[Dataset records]

↓↓↓

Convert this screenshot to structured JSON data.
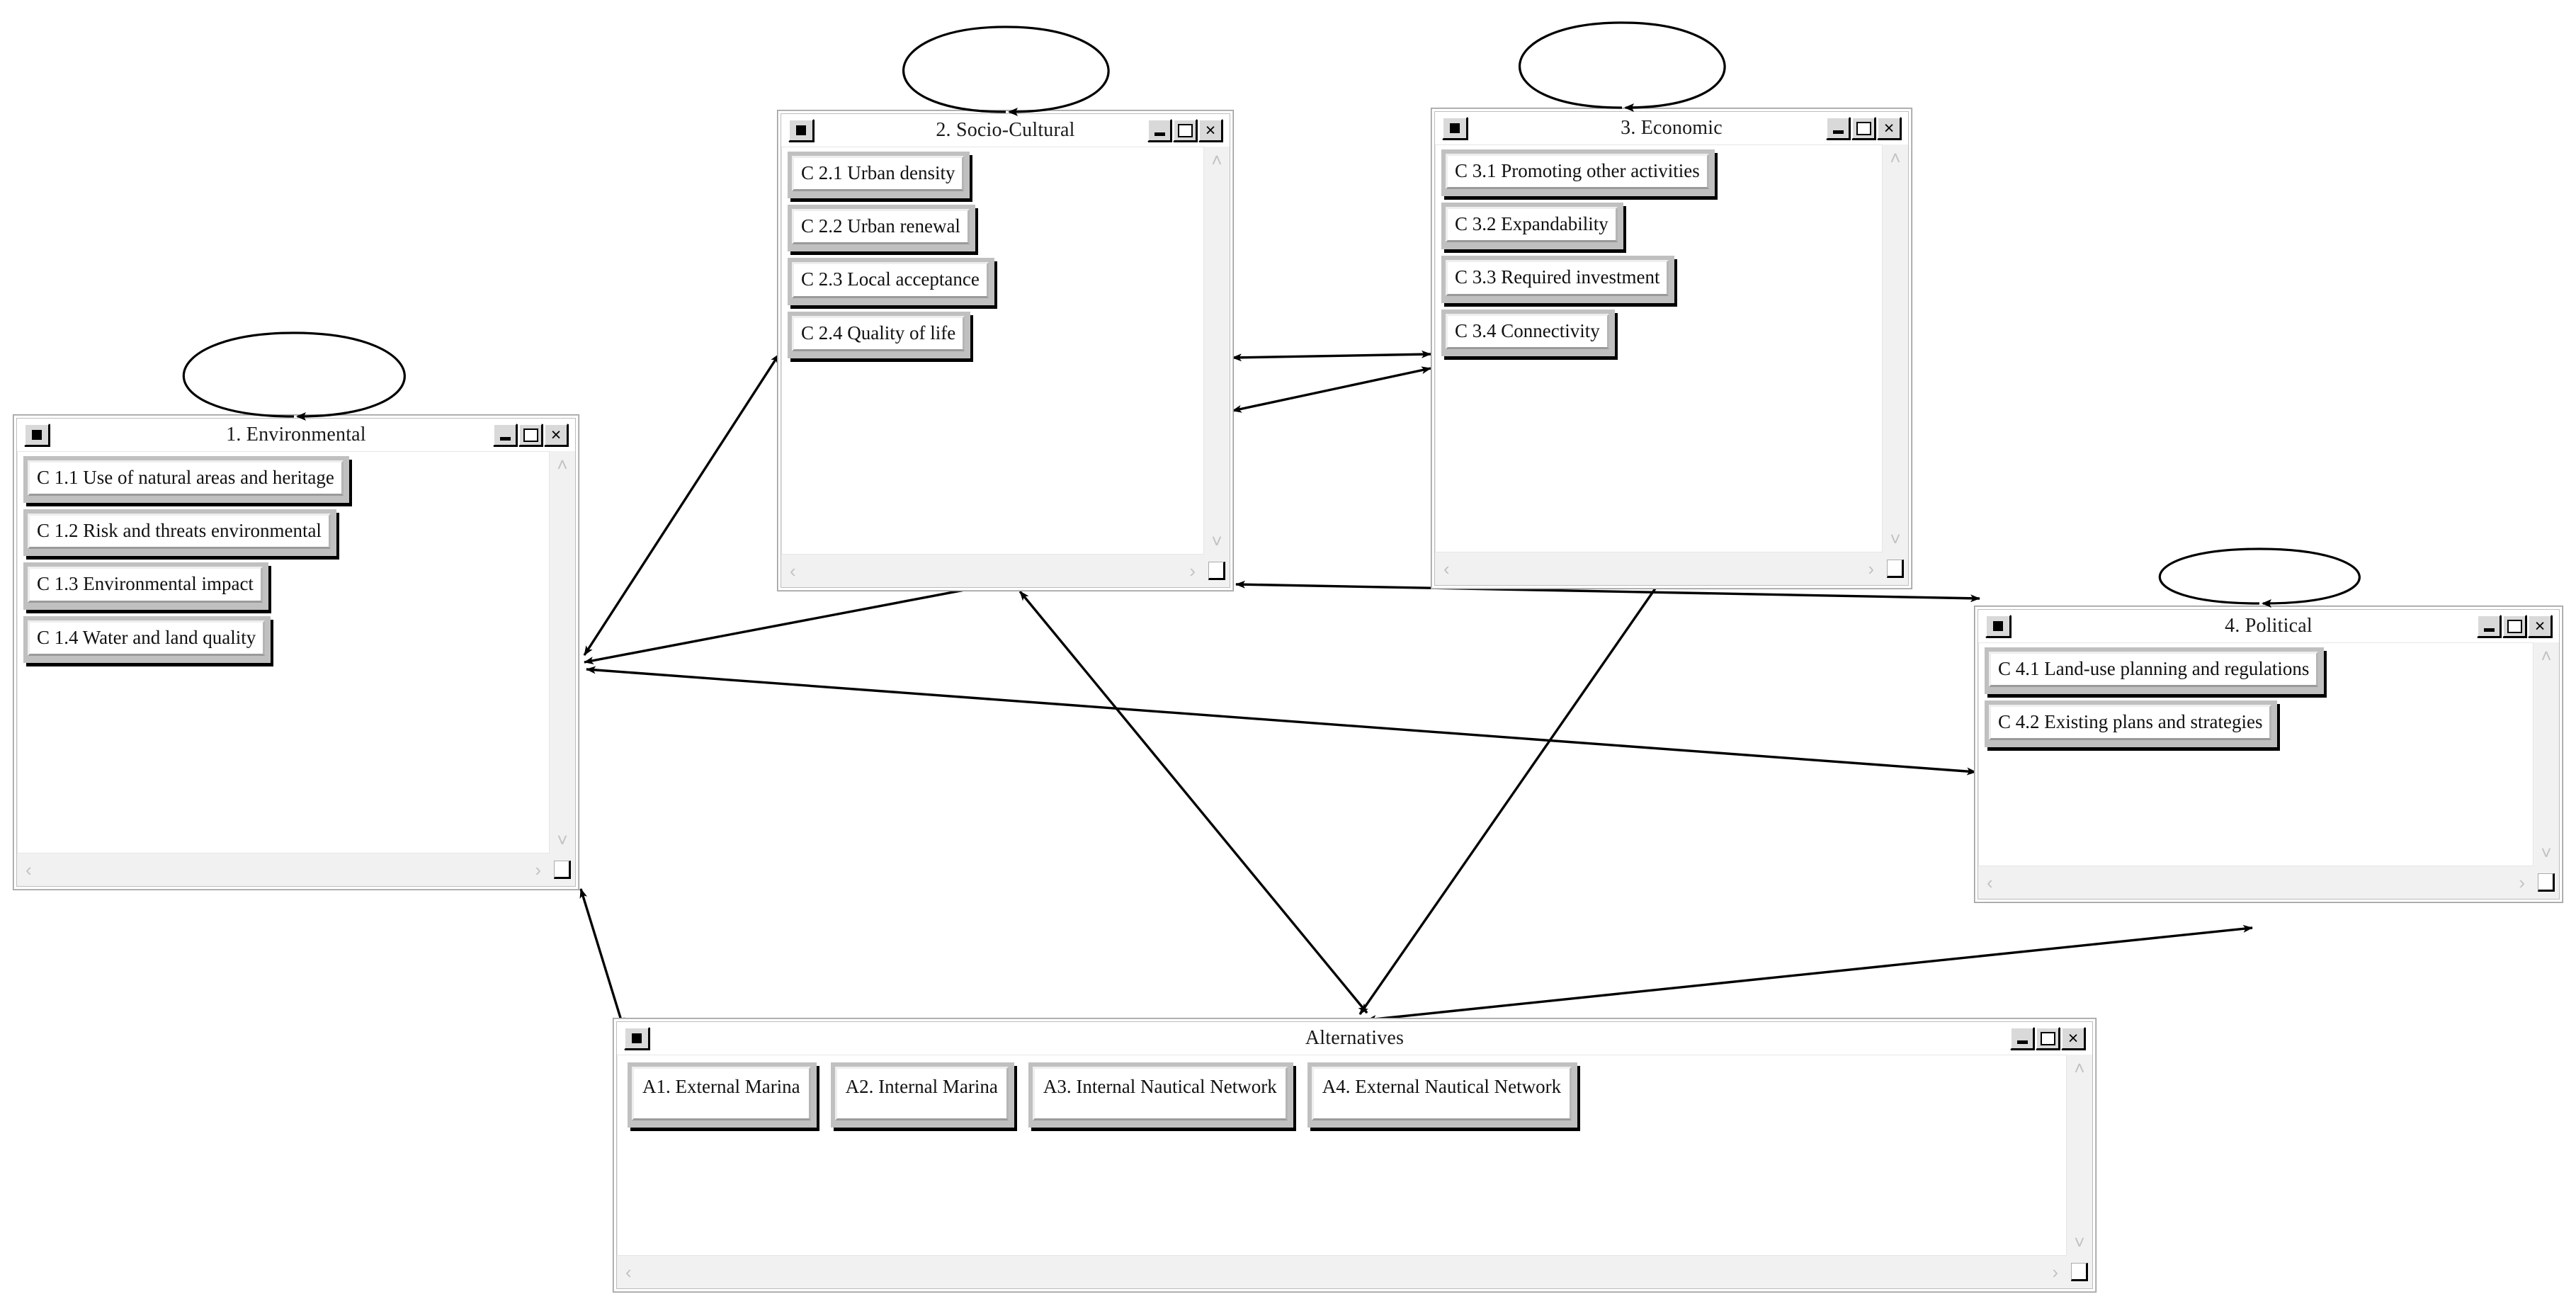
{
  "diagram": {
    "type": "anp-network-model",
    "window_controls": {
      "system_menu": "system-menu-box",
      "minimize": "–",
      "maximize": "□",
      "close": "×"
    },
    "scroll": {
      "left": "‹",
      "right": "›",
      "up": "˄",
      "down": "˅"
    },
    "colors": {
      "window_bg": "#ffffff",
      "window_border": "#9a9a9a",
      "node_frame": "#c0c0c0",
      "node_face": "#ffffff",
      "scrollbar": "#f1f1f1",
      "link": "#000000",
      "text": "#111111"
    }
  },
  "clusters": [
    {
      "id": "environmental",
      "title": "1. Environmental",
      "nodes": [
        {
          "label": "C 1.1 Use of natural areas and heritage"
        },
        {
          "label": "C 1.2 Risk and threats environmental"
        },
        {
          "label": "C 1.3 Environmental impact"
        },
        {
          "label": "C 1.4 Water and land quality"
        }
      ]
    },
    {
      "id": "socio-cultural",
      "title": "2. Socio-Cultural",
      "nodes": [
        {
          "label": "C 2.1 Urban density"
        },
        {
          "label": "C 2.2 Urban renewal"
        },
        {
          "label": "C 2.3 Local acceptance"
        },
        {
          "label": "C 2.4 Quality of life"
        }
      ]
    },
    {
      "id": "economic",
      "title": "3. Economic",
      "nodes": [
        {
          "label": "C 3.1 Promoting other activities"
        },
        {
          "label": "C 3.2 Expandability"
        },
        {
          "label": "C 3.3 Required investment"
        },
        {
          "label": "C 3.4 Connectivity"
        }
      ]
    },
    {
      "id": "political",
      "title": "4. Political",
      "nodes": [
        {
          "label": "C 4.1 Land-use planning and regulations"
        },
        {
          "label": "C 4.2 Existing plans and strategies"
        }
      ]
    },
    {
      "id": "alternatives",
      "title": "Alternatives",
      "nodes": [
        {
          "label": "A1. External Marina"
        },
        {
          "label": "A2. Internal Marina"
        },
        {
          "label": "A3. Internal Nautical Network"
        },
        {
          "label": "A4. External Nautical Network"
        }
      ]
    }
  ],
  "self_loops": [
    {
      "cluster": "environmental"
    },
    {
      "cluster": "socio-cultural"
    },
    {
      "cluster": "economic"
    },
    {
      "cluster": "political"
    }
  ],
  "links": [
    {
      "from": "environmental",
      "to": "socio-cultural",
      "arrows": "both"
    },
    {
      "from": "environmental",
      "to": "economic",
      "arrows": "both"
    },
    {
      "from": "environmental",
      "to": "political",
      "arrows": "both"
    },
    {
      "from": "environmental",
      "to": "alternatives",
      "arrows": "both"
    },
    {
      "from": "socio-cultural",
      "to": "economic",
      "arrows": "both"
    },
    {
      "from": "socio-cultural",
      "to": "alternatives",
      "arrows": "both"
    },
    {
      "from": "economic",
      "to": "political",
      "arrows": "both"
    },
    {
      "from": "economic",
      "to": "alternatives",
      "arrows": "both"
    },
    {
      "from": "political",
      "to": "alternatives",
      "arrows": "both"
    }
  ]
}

↑↑↑

§ **The request**: Restate every record exactly, please; do not copy the pictures.

§ **Result of the task**:
Convert this screenshot to structured JSON data.
{
  "diagram": {
    "type": "anp-network-model",
    "window_controls": {
      "system_menu": "system-menu-box",
      "minimize": "–",
      "maximize": "□",
      "close": "×"
    },
    "scroll": {
      "left": "‹",
      "right": "›",
      "up": "˄",
      "down": "˅"
    },
    "colors": {
      "window_bg": "#ffffff",
      "window_border": "#9a9a9a",
      "node_frame": "#c0c0c0",
      "node_face": "#ffffff",
      "scrollbar": "#f1f1f1",
      "link": "#000000",
      "text": "#111111"
    }
  },
  "clusters": [
    {
      "id": "environmental",
      "title": "1. Environmental",
      "nodes": [
        {
          "label": "C 1.1 Use of natural areas and heritage"
        },
        {
          "label": "C 1.2 Risk and threats environmental"
        },
        {
          "label": "C 1.3 Environmental impact"
        },
        {
          "label": "C 1.4 Water and land quality"
        }
      ]
    },
    {
      "id": "socio-cultural",
      "title": "2. Socio-Cultural",
      "nodes": [
        {
          "label": "C 2.1 Urban density"
        },
        {
          "label": "C 2.2 Urban renewal"
        },
        {
          "label": "C 2.3 Local acceptance"
        },
        {
          "label": "C 2.4 Quality of life"
        }
      ]
    },
    {
      "id": "economic",
      "title": "3. Economic",
      "nodes": [
        {
          "label": "C 3.1 Promoting other activities"
        },
        {
          "label": "C 3.2 Expandability"
        },
        {
          "label": "C 3.3 Required investment"
        },
        {
          "label": "C 3.4 Connectivity"
        }
      ]
    },
    {
      "id": "political",
      "title": "4. Political",
      "nodes": [
        {
          "label": "C 4.1 Land-use planning and regulations"
        },
        {
          "label": "C 4.2 Existing plans and strategies"
        }
      ]
    },
    {
      "id": "alternatives",
      "title": "Alternatives",
      "nodes": [
        {
          "label": "A1. External Marina"
        },
        {
          "label": "A2. Internal Marina"
        },
        {
          "label": "A3. Internal Nautical Network"
        },
        {
          "label": "A4. External Nautical Network"
        }
      ]
    }
  ],
  "self_loops": [
    {
      "cluster": "environmental"
    },
    {
      "cluster": "socio-cultural"
    },
    {
      "cluster": "economic"
    },
    {
      "cluster": "political"
    }
  ],
  "links": [
    {
      "from": "environmental",
      "to": "socio-cultural",
      "arrows": "both"
    },
    {
      "from": "environmental",
      "to": "economic",
      "arrows": "both"
    },
    {
      "from": "environmental",
      "to": "political",
      "arrows": "both"
    },
    {
      "from": "environmental",
      "to": "alternatives",
      "arrows": "both"
    },
    {
      "from": "socio-cultural",
      "to": "economic",
      "arrows": "both"
    },
    {
      "from": "socio-cultural",
      "to": "alternatives",
      "arrows": "both"
    },
    {
      "from": "economic",
      "to": "political",
      "arrows": "both"
    },
    {
      "from": "economic",
      "to": "alternatives",
      "arrows": "both"
    },
    {
      "from": "political",
      "to": "alternatives",
      "arrows": "both"
    }
  ]
}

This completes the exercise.